Out of the lines below, please list those that hold the string "participants".

Collection entries:
....

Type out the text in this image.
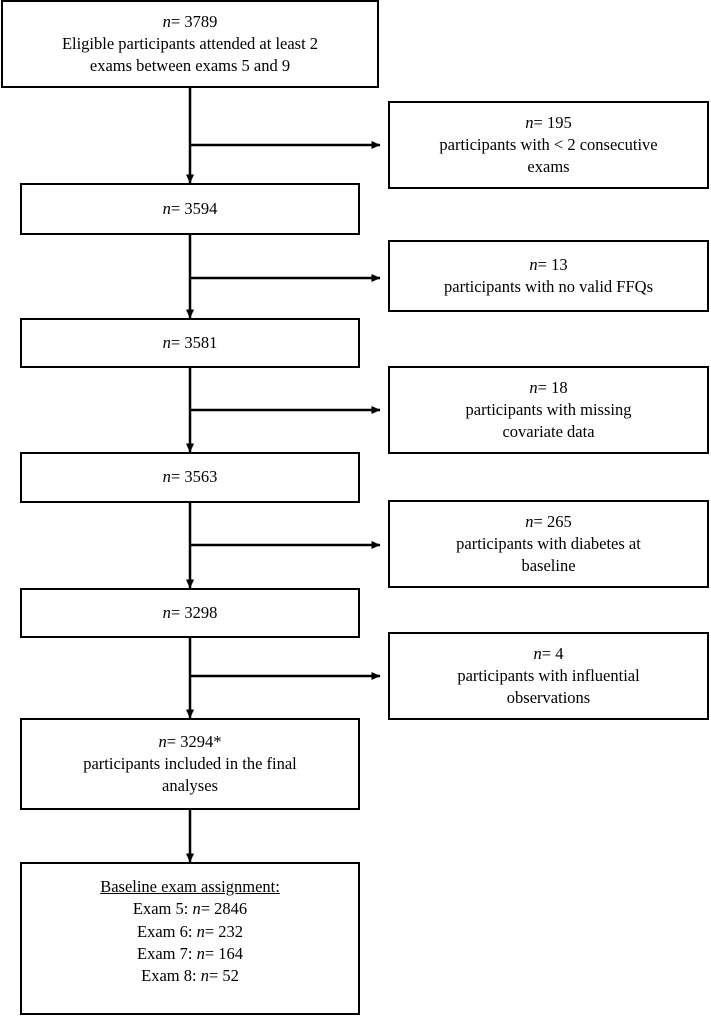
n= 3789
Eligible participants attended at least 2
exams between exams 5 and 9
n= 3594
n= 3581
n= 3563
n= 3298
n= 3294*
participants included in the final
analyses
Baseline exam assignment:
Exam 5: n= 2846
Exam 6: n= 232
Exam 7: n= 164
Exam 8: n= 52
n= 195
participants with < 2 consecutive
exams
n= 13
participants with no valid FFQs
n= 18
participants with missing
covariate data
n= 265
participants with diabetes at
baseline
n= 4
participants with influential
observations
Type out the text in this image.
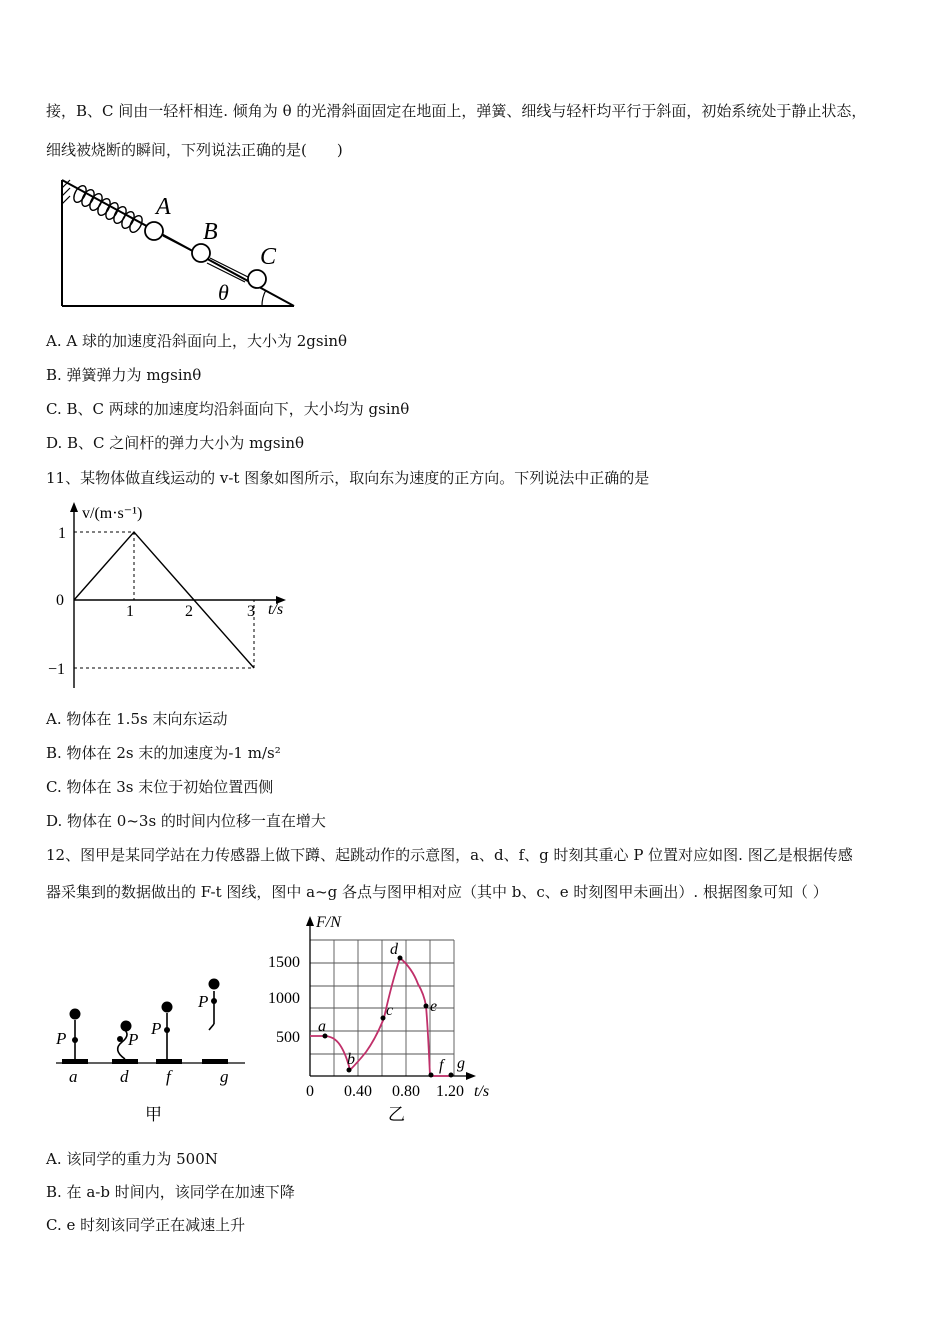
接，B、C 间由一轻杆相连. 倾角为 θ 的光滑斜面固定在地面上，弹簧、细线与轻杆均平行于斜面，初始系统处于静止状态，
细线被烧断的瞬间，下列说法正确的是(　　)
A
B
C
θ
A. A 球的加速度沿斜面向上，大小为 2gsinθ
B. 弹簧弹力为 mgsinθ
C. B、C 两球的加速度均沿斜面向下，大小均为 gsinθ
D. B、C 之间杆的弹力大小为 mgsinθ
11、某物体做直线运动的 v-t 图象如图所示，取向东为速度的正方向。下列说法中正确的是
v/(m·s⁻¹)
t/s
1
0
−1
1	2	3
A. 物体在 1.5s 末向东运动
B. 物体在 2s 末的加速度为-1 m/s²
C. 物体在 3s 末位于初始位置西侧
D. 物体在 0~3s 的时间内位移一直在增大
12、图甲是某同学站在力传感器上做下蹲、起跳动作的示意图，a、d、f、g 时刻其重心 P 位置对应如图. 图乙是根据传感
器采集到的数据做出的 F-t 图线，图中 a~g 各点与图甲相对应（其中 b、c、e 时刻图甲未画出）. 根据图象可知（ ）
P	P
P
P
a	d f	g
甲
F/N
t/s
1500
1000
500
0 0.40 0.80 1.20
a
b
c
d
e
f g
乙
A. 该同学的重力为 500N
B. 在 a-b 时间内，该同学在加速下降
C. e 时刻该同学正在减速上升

....

Output
Eligible participants attended at least 2
participants included in the final
participants with < 2 consecutive
participants with no valid FFQs
participants with missing
participants with diabetes at
participants with influential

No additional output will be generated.